• Data in this exercise
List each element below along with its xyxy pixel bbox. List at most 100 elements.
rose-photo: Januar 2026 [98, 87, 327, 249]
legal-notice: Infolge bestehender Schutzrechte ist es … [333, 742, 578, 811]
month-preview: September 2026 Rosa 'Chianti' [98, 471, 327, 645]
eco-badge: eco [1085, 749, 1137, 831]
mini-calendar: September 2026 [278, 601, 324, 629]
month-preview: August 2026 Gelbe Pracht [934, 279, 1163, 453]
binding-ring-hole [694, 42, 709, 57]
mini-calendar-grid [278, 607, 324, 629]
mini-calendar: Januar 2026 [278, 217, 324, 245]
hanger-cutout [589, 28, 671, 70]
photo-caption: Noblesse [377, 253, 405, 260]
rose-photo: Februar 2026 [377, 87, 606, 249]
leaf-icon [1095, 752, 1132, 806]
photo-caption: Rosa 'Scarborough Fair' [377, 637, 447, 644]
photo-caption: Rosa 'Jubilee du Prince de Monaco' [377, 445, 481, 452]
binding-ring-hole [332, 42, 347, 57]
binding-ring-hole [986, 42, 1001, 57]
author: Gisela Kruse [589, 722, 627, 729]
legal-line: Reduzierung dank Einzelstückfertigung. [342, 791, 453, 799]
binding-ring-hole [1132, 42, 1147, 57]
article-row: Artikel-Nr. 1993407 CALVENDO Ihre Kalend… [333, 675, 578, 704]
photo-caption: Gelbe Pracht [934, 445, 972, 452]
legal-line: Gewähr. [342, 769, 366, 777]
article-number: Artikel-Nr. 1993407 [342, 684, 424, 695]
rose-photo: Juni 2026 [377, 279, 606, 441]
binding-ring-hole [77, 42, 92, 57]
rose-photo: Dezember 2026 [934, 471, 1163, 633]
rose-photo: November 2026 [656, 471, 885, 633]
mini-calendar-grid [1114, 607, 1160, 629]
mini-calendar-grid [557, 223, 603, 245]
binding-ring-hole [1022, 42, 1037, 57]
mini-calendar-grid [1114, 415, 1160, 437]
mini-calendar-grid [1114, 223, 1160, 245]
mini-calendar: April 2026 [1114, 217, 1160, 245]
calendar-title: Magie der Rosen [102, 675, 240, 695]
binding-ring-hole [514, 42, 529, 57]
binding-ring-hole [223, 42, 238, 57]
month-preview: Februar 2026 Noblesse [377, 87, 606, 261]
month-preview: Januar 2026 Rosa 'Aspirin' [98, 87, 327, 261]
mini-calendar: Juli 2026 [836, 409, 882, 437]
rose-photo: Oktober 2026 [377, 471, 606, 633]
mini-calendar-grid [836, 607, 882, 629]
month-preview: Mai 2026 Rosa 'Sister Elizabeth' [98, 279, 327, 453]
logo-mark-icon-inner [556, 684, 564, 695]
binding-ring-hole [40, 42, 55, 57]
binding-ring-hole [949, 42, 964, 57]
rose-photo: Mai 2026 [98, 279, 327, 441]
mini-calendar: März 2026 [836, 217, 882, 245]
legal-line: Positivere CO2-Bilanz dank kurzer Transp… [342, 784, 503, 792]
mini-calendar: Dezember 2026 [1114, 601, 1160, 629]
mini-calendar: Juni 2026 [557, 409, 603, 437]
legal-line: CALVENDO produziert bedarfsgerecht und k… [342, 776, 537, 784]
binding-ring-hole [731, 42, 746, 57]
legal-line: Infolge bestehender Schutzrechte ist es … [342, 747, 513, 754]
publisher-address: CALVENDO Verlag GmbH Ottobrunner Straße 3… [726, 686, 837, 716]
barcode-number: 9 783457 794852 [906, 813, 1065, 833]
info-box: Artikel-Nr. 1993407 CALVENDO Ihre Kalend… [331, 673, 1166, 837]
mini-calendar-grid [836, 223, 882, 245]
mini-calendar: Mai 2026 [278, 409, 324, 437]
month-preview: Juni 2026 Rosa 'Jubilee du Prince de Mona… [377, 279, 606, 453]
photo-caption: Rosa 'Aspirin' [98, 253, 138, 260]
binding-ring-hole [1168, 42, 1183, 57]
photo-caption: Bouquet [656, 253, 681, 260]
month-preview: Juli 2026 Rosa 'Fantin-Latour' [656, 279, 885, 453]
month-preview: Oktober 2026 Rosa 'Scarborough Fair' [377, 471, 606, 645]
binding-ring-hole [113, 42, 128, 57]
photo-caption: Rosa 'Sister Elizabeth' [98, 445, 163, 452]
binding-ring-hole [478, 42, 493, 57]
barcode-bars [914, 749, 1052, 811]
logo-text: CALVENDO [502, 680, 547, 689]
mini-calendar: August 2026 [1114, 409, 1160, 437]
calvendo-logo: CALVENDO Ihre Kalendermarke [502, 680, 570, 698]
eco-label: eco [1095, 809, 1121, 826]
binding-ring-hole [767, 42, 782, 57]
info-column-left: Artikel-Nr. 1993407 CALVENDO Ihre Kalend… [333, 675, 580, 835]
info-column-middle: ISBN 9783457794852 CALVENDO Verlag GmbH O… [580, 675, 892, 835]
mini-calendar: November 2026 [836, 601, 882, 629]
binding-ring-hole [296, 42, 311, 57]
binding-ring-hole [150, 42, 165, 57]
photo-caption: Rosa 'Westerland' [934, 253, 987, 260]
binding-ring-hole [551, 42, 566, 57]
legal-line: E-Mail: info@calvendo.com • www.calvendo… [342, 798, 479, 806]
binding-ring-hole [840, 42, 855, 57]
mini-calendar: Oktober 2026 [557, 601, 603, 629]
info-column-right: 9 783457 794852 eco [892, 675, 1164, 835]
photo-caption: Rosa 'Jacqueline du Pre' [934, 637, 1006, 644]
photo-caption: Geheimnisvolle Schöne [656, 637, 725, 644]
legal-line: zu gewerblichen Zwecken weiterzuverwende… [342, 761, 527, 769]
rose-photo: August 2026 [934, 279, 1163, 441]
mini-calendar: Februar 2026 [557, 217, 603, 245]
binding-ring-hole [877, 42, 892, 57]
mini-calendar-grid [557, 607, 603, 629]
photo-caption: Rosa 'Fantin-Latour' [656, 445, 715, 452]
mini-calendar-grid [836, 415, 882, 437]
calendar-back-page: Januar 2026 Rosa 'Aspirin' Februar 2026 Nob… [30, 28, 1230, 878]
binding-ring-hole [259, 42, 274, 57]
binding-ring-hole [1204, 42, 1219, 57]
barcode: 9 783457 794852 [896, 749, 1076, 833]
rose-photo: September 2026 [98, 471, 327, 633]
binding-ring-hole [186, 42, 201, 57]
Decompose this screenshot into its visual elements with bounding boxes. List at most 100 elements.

==

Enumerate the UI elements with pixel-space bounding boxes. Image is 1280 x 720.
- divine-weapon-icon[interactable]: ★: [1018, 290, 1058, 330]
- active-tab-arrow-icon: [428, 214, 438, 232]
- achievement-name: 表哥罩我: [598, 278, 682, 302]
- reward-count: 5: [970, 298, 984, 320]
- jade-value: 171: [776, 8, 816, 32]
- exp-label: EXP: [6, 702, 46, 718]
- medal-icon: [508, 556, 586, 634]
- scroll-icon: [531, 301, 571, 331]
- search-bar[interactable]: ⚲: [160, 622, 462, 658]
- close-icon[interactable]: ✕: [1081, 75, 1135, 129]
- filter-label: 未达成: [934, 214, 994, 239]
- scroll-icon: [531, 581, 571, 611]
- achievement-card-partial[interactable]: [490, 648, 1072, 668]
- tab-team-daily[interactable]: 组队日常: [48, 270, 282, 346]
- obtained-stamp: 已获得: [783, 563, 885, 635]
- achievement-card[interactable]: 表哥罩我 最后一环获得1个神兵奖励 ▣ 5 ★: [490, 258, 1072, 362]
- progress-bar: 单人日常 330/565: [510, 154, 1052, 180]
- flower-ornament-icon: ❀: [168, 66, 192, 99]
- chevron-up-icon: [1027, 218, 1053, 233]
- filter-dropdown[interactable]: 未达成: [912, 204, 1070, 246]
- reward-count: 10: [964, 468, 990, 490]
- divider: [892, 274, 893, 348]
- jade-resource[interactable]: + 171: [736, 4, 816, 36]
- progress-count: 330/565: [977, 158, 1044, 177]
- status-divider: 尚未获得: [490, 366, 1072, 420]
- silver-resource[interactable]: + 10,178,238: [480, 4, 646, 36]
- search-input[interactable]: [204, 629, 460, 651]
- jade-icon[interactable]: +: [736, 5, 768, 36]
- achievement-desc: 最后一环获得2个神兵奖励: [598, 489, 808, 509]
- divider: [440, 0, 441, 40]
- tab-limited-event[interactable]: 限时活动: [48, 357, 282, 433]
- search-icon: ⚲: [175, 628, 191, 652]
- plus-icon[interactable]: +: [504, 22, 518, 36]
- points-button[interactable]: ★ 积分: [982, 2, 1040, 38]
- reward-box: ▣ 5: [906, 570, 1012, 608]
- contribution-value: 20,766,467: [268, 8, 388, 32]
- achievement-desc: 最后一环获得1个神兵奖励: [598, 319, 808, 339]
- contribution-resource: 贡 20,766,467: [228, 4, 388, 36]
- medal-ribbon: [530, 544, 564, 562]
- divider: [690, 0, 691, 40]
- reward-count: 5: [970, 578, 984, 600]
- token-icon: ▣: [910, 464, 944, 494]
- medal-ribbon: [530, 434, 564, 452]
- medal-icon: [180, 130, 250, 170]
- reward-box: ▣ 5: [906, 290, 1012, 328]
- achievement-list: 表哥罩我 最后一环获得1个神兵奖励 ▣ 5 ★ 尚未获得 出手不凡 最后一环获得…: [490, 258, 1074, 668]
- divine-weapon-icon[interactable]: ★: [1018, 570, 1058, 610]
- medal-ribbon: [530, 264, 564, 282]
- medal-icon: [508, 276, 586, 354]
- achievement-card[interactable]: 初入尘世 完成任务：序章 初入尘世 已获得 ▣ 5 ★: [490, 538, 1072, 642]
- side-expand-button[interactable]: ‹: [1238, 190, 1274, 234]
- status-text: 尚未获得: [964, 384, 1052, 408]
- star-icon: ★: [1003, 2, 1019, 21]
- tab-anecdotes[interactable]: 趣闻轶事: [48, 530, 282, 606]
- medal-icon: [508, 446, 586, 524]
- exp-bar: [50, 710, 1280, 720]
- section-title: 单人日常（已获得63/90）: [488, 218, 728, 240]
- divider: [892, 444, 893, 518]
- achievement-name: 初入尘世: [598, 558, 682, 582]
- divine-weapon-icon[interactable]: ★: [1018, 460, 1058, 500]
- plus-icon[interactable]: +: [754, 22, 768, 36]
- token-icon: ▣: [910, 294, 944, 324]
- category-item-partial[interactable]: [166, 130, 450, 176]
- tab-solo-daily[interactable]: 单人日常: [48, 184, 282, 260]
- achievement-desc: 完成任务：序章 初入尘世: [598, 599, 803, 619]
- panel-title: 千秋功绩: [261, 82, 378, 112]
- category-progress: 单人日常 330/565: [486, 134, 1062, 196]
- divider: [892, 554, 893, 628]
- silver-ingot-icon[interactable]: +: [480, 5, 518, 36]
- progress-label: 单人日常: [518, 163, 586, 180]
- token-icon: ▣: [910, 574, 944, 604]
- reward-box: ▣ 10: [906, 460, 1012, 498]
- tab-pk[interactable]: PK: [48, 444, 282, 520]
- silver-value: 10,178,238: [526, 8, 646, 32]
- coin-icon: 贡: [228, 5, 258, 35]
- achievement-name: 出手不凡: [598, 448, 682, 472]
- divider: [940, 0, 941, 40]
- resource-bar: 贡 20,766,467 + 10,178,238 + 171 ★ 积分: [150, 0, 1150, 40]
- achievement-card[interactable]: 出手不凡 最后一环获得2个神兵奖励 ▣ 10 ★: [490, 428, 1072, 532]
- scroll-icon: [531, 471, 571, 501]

• What this task involves
Reproduce verbatim the lines of the records from the line containing "List each element" through the line containing "binding-ring-hole [332, 42, 347, 57]", including both of those lines.

• The completed task
List each element below along with its xyxy pixel bbox. List at most 100 elements.
rose-photo: Januar 2026 [98, 87, 327, 249]
legal-notice: Infolge bestehender Schutzrechte ist es … [333, 742, 578, 811]
month-preview: September 2026 Rosa 'Chianti' [98, 471, 327, 645]
eco-badge: eco [1085, 749, 1137, 831]
mini-calendar: September 2026 [278, 601, 324, 629]
month-preview: August 2026 Gelbe Pracht [934, 279, 1163, 453]
binding-ring-hole [694, 42, 709, 57]
mini-calendar-grid [278, 607, 324, 629]
mini-calendar: Januar 2026 [278, 217, 324, 245]
hanger-cutout [589, 28, 671, 70]
photo-caption: Noblesse [377, 253, 405, 260]
rose-photo: Februar 2026 [377, 87, 606, 249]
leaf-icon [1095, 752, 1132, 806]
photo-caption: Rosa 'Scarborough Fair' [377, 637, 447, 644]
photo-caption: Rosa 'Jubilee du Prince de Monaco' [377, 445, 481, 452]
binding-ring-hole [332, 42, 347, 57]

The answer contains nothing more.